- WRITTEN PROBLEM:
Without including the pictures, copy out every line below.

- INFORMATION SUPPLIED:
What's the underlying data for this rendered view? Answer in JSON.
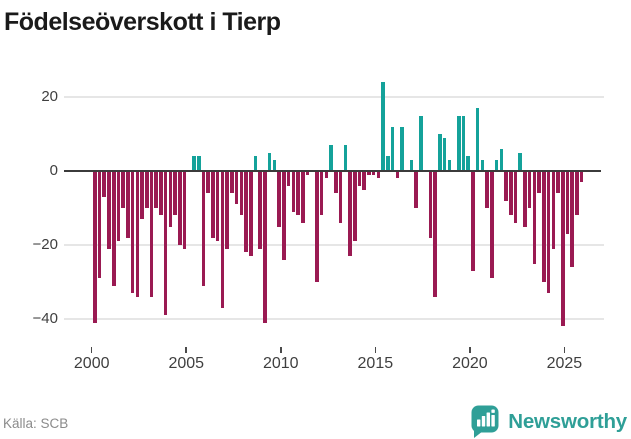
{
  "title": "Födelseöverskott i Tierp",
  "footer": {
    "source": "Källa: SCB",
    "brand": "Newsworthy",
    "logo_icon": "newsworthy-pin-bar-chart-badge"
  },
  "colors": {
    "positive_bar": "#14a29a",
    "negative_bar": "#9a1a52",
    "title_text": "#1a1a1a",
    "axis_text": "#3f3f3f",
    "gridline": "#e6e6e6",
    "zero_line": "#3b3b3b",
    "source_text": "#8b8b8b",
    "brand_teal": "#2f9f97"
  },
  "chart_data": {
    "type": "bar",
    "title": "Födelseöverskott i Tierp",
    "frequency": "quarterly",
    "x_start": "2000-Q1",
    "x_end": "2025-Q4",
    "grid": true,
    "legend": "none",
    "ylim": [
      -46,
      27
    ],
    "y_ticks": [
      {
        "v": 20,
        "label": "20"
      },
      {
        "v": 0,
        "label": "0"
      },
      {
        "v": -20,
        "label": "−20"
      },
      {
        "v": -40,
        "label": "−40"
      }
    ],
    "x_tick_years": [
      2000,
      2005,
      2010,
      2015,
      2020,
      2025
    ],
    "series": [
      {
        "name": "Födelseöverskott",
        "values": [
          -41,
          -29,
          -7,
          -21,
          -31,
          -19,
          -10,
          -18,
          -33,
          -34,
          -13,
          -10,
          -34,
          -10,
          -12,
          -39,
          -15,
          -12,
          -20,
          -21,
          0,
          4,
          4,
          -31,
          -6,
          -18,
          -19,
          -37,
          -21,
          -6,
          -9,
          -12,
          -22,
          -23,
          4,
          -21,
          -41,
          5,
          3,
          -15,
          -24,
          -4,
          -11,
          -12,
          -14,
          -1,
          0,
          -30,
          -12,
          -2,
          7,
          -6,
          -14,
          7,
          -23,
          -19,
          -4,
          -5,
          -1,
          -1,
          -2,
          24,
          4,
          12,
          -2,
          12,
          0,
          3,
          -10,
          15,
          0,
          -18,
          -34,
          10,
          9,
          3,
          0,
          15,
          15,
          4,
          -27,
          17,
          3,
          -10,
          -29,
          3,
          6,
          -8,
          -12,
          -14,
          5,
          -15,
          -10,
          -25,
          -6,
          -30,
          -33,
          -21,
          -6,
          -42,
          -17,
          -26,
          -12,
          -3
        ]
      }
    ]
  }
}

- TASK OUTPUT:
What's the underlying data for this rendered view? Answer in JSON.
{
  "title": "Födelseöverskott i Tierp",
  "footer": {
    "source": "Källa: SCB",
    "brand": "Newsworthy",
    "logo_icon": "newsworthy-pin-bar-chart-badge"
  },
  "colors": {
    "positive_bar": "#14a29a",
    "negative_bar": "#9a1a52",
    "title_text": "#1a1a1a",
    "axis_text": "#3f3f3f",
    "gridline": "#e6e6e6",
    "zero_line": "#3b3b3b",
    "source_text": "#8b8b8b",
    "brand_teal": "#2f9f97"
  },
  "chart_data": {
    "type": "bar",
    "title": "Födelseöverskott i Tierp",
    "frequency": "quarterly",
    "x_start": "2000-Q1",
    "x_end": "2025-Q4",
    "grid": true,
    "legend": "none",
    "ylim": [
      -46,
      27
    ],
    "y_ticks": [
      {
        "v": 20,
        "label": "20"
      },
      {
        "v": 0,
        "label": "0"
      },
      {
        "v": -20,
        "label": "−20"
      },
      {
        "v": -40,
        "label": "−40"
      }
    ],
    "x_tick_years": [
      2000,
      2005,
      2010,
      2015,
      2020,
      2025
    ],
    "series": [
      {
        "name": "Födelseöverskott",
        "values": [
          -41,
          -29,
          -7,
          -21,
          -31,
          -19,
          -10,
          -18,
          -33,
          -34,
          -13,
          -10,
          -34,
          -10,
          -12,
          -39,
          -15,
          -12,
          -20,
          -21,
          0,
          4,
          4,
          -31,
          -6,
          -18,
          -19,
          -37,
          -21,
          -6,
          -9,
          -12,
          -22,
          -23,
          4,
          -21,
          -41,
          5,
          3,
          -15,
          -24,
          -4,
          -11,
          -12,
          -14,
          -1,
          0,
          -30,
          -12,
          -2,
          7,
          -6,
          -14,
          7,
          -23,
          -19,
          -4,
          -5,
          -1,
          -1,
          -2,
          24,
          4,
          12,
          -2,
          12,
          0,
          3,
          -10,
          15,
          0,
          -18,
          -34,
          10,
          9,
          3,
          0,
          15,
          15,
          4,
          -27,
          17,
          3,
          -10,
          -29,
          3,
          6,
          -8,
          -12,
          -14,
          5,
          -15,
          -10,
          -25,
          -6,
          -30,
          -33,
          -21,
          -6,
          -42,
          -17,
          -26,
          -12,
          -3
        ]
      }
    ]
  }
}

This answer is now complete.